GIVEN PROBLEM: Filter these entries so that only lines with the word "Curve" remain.

STORED DATA:
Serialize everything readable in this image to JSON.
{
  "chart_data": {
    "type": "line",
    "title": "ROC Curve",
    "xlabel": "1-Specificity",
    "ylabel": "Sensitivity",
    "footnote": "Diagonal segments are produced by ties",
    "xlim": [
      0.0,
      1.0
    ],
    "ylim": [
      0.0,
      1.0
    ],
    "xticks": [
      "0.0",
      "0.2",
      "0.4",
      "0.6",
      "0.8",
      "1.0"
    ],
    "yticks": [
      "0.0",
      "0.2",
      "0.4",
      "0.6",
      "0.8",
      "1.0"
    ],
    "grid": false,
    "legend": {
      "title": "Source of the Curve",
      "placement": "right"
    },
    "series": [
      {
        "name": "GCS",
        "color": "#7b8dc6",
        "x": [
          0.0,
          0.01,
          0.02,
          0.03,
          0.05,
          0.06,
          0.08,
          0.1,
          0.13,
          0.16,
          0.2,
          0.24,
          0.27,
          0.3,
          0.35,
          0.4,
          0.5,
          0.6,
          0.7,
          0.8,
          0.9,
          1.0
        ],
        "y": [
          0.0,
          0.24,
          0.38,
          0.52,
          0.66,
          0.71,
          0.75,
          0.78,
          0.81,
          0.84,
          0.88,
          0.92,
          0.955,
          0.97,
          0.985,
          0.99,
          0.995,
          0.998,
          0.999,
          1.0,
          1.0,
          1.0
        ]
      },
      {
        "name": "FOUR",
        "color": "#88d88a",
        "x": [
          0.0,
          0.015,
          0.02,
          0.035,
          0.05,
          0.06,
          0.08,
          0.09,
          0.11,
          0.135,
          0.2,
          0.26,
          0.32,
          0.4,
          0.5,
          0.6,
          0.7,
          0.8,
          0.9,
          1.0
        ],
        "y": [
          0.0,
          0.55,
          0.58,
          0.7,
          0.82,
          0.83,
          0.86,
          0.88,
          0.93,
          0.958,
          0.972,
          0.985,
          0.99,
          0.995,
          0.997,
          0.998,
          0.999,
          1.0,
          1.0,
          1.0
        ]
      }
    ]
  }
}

SOLUTION FOR THIS PROBLEM:
    "title": "ROC Curve",
      "title": "Source of the Curve",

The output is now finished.